--- ROWS ---

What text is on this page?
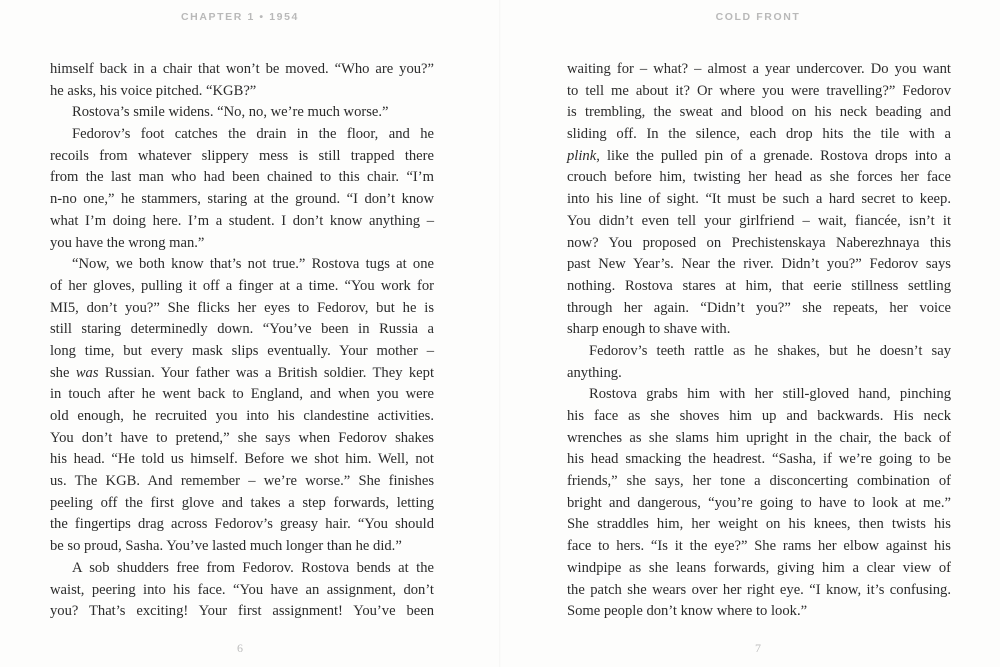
CHAPTER 1 • 1954
himself back in a chair that won’t be moved. “Who are you?”
he asks, his voice pitched. “KGB?”
Rostova’s smile widens. “No, no, we’re much worse.”
Fedorov’s foot catches the drain in the floor, and he
recoils from whatever slippery mess is still trapped there
from the last man who had been chained to this chair. “I’m
n-no one,” he stammers, staring at the ground. “I don’t know
what I’m doing here. I’m a student. I don’t know anything –
you have the wrong man.”
“Now, we both know that’s not true.” Rostova tugs at one
of her gloves, pulling it off a finger at a time. “You work for
MI5, don’t you?” She flicks her eyes to Fedorov, but he is
still staring determinedly down. “You’ve been in Russia a
long time, but every mask slips eventually. Your mother –
she was Russian. Your father was a British soldier. They kept
in touch after he went back to England, and when you were
old enough, he recruited you into his clandestine activities.
You don’t have to pretend,” she says when Fedorov shakes
his head. “He told us himself. Before we shot him. Well, not
us. The KGB. And remember – we’re worse.” She finishes
peeling off the first glove and takes a step forwards, letting
the fingertips drag across Fedorov’s greasy hair. “You should
be so proud, Sasha. You’ve lasted much longer than he did.”
A sob shudders free from Fedorov. Rostova bends at the
waist, peering into his face. “You have an assignment, don’t
you? That’s exciting! Your first assignment! You’ve been
6
COLD FRONT
waiting for – what? – almost a year undercover. Do you want
to tell me about it? Or where you were travelling?” Fedorov
is trembling, the sweat and blood on his neck beading and
sliding off. In the silence, each drop hits the tile with a
plink, like the pulled pin of a grenade. Rostova drops into a
crouch before him, twisting her head as she forces her face
into his line of sight. “It must be such a hard secret to keep.
You didn’t even tell your girlfriend – wait, fiancée, isn’t it
now? You proposed on Prechistenskaya Naberezhnaya this
past New Year’s. Near the river. Didn’t you?” Fedorov says
nothing. Rostova stares at him, that eerie stillness settling
through her again. “Didn’t you?” she repeats, her voice
sharp enough to shave with.
Fedorov’s teeth rattle as he shakes, but he doesn’t say
anything.
Rostova grabs him with her still-gloved hand, pinching
his face as she shoves him up and backwards. His neck
wrenches as she slams him upright in the chair, the back of
his head smacking the headrest. “Sasha, if we’re going to be
friends,” she says, her tone a disconcerting combination of
bright and dangerous, “you’re going to have to look at me.”
She straddles him, her weight on his knees, then twists his
face to hers. “Is it the eye?” She rams her elbow against his
windpipe as she leans forwards, giving him a clear view of
the patch she wears over her right eye. “I know, it’s confusing.
Some people don’t know where to look.”
7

--- GIVEN PROBLEM ---
Scan the entries above. Copy each line that has the string "says".

--- ANSWER TO THIS PROBLEM ---
You don’t have to pretend,” she says when Fedorov shakes
past New Year’s. Near the river. Didn’t you?” Fedorov says
friends,” she says, her tone a disconcerting combination of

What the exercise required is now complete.